#### Exercise description
What number of lines contain the word "giao"? Reply with the number and nothing else.

#### Data shown
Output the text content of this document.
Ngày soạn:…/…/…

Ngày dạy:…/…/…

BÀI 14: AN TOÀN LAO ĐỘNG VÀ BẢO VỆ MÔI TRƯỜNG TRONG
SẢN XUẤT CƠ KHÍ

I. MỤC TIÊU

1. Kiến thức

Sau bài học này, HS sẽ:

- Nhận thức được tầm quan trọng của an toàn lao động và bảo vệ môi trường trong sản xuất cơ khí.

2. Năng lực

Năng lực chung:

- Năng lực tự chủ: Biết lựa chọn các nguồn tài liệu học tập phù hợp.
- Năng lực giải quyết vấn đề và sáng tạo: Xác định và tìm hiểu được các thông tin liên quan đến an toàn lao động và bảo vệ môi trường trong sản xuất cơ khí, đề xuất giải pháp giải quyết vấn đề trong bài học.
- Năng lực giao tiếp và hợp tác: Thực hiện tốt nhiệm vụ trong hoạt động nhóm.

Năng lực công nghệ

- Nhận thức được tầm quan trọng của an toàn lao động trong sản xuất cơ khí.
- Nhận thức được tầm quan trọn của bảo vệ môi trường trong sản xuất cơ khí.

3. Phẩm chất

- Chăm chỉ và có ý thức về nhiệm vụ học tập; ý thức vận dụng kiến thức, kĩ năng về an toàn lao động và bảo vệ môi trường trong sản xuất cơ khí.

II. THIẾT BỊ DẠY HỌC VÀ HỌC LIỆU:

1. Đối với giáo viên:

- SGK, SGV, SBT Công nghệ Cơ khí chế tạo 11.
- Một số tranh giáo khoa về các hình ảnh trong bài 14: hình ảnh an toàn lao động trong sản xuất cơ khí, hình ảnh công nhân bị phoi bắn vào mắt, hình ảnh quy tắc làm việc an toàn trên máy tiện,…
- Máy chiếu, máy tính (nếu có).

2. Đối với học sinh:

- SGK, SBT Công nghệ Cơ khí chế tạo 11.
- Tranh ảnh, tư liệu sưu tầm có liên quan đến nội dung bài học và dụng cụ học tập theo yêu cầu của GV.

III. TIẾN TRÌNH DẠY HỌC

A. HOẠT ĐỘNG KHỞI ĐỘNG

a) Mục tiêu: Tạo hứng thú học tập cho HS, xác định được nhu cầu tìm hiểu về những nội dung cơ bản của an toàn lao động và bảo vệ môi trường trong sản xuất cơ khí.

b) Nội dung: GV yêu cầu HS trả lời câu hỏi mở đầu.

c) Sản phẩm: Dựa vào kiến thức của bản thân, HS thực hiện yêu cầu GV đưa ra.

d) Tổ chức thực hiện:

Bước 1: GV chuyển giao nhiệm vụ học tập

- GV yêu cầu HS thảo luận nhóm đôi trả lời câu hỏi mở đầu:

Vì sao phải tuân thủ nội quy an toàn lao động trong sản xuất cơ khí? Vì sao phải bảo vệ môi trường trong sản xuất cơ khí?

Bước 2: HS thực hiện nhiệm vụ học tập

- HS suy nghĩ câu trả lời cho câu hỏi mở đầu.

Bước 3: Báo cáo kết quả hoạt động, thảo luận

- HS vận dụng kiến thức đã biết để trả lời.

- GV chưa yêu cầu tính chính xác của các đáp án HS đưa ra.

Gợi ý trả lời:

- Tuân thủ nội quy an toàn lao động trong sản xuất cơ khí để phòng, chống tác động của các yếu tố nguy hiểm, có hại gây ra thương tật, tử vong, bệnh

==

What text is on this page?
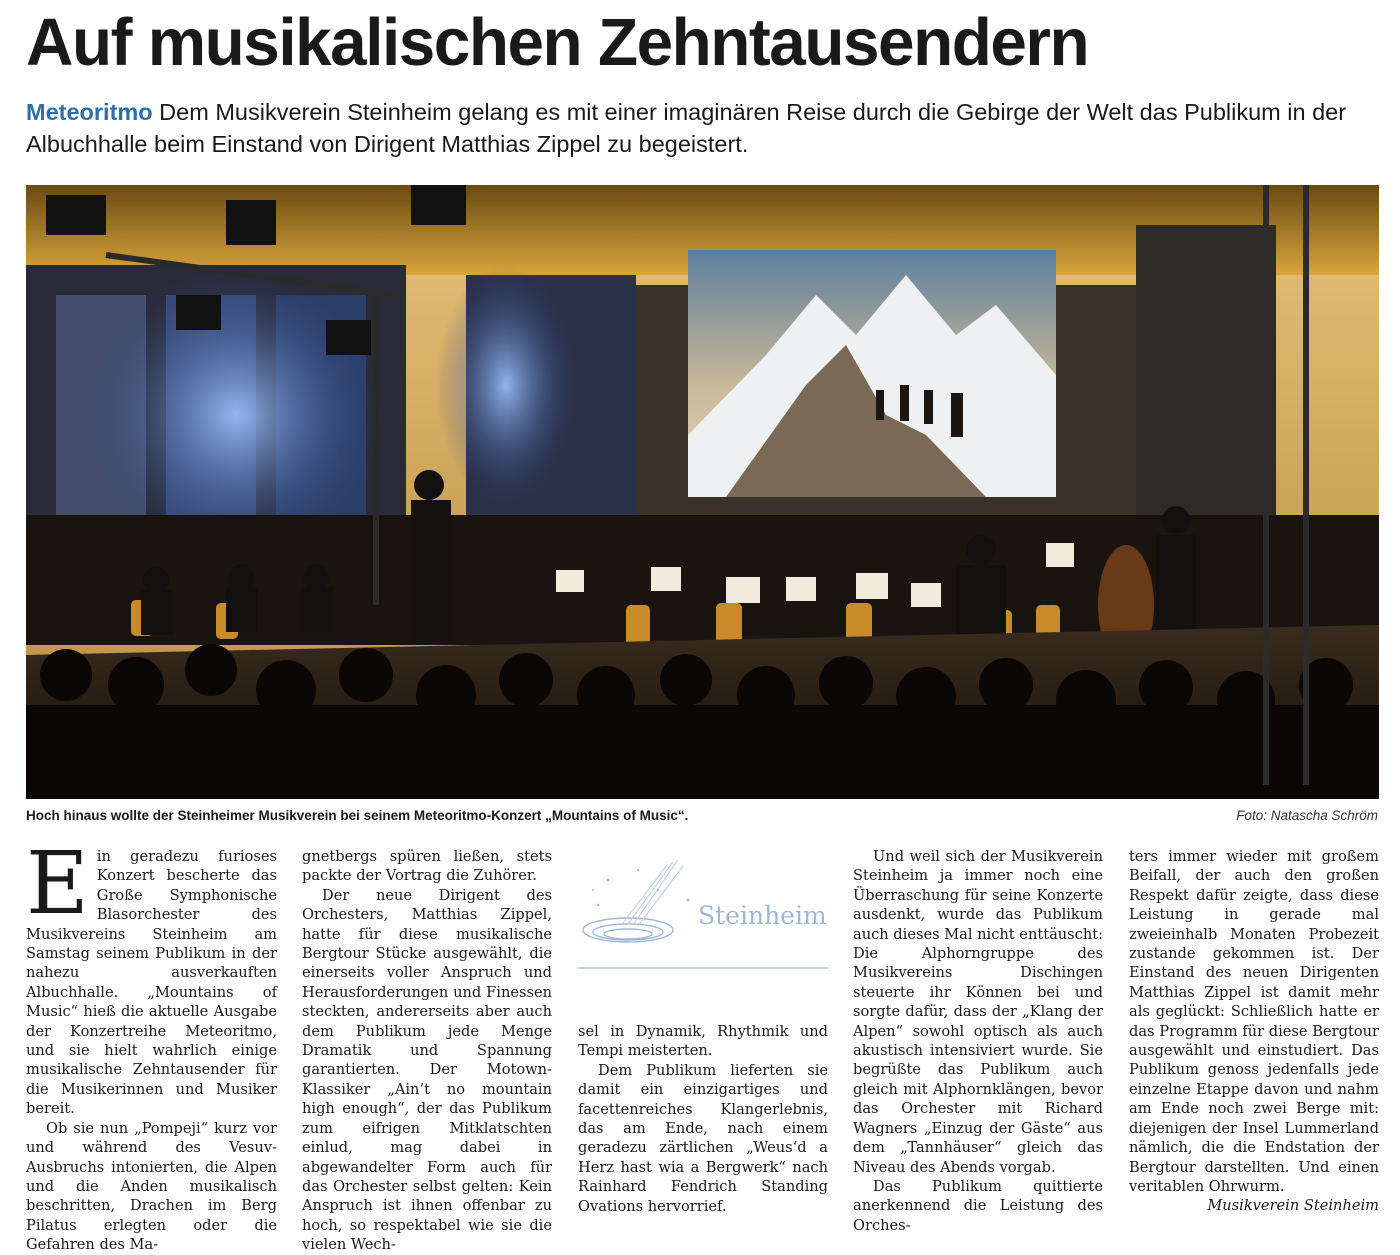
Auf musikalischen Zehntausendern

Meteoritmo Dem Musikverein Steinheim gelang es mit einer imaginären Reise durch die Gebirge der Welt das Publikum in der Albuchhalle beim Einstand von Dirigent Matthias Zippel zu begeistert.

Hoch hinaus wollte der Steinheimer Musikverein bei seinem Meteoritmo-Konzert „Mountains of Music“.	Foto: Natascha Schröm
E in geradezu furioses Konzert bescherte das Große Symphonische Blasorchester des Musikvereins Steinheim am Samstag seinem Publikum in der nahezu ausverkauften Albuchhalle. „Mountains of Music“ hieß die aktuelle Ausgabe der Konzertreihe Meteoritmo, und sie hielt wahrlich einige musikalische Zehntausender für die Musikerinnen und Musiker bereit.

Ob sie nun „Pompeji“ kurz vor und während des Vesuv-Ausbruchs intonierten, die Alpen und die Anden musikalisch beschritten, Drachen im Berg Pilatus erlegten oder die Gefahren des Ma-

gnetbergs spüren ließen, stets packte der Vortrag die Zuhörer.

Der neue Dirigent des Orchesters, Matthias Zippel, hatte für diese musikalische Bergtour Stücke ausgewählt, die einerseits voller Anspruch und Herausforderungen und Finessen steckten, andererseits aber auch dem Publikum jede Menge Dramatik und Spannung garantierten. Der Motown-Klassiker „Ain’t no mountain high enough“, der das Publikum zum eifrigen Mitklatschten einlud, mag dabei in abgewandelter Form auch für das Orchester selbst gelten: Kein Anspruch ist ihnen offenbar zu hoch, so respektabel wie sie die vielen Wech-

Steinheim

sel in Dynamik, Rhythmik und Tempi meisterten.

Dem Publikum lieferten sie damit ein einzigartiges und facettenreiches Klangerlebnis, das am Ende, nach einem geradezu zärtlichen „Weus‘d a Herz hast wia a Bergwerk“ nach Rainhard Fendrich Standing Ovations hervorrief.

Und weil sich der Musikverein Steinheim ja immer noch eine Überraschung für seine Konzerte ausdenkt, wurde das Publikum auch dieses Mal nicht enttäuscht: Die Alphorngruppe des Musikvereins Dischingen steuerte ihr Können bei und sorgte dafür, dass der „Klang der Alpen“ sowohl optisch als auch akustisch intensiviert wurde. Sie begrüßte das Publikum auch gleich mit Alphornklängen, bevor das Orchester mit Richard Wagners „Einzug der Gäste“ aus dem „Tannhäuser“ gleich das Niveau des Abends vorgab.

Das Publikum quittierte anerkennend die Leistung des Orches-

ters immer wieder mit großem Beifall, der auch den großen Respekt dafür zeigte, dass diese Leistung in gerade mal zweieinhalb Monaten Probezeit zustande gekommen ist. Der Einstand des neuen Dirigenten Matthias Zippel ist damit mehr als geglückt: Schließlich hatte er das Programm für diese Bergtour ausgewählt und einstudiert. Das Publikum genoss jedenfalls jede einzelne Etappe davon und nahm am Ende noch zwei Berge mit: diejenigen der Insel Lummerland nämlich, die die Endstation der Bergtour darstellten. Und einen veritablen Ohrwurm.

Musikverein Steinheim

--

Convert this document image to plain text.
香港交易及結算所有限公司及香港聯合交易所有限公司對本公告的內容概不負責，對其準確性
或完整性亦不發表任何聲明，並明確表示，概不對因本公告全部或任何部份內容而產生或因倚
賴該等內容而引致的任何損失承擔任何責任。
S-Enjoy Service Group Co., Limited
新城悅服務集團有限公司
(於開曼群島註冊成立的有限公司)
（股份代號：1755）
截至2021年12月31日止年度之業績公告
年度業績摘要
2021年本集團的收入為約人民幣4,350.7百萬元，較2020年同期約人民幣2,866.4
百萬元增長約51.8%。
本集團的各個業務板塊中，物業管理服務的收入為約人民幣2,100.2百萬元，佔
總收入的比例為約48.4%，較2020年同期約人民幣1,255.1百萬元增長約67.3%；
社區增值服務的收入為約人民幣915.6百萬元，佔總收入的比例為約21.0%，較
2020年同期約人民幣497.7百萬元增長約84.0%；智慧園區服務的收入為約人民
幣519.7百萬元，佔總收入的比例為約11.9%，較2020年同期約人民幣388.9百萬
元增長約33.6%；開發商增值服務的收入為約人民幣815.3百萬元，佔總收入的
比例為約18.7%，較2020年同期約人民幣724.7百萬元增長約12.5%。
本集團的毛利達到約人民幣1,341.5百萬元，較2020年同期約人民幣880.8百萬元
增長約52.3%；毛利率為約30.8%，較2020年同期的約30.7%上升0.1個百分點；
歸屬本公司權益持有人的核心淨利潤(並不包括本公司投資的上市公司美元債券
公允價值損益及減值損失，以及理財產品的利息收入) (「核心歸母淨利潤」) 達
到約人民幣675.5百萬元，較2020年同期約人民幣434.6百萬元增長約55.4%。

#### Finished task
2